* [Listed records]
start

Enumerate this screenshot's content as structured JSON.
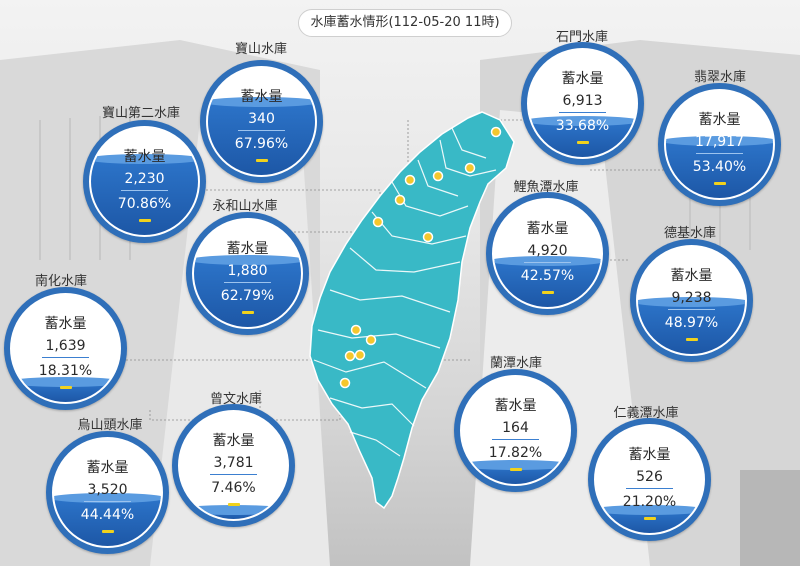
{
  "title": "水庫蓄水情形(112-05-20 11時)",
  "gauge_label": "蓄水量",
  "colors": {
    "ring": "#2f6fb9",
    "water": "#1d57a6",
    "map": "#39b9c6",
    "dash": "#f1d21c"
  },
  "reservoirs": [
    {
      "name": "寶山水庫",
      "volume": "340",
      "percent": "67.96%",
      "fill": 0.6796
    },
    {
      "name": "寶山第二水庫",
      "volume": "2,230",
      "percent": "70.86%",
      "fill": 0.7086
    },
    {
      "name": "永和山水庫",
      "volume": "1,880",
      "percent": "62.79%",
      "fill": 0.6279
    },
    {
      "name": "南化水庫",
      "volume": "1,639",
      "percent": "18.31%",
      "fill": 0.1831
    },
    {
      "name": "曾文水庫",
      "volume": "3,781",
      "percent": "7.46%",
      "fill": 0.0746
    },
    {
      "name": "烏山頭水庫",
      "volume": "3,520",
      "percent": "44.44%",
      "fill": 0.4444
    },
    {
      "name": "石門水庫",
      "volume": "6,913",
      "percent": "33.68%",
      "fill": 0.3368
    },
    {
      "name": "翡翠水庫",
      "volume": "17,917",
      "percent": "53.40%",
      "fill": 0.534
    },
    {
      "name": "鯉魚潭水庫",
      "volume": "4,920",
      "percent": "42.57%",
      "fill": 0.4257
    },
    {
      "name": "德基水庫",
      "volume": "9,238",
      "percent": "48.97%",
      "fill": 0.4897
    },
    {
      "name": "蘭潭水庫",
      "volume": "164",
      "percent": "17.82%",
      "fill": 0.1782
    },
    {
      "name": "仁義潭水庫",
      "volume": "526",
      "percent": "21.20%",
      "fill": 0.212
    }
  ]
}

end

* [Written exercise]
For the listing above, identify each line bearing "fill".

* [Exercise answer]
      "fill": 0.6796
      "fill": 0.7086
      "fill": 0.6279
      "fill": 0.1831
      "fill": 0.0746
      "fill": 0.4444
      "fill": 0.3368
      "fill": 0.534
      "fill": 0.4257
      "fill": 0.4897
      "fill": 0.1782
      "fill": 0.212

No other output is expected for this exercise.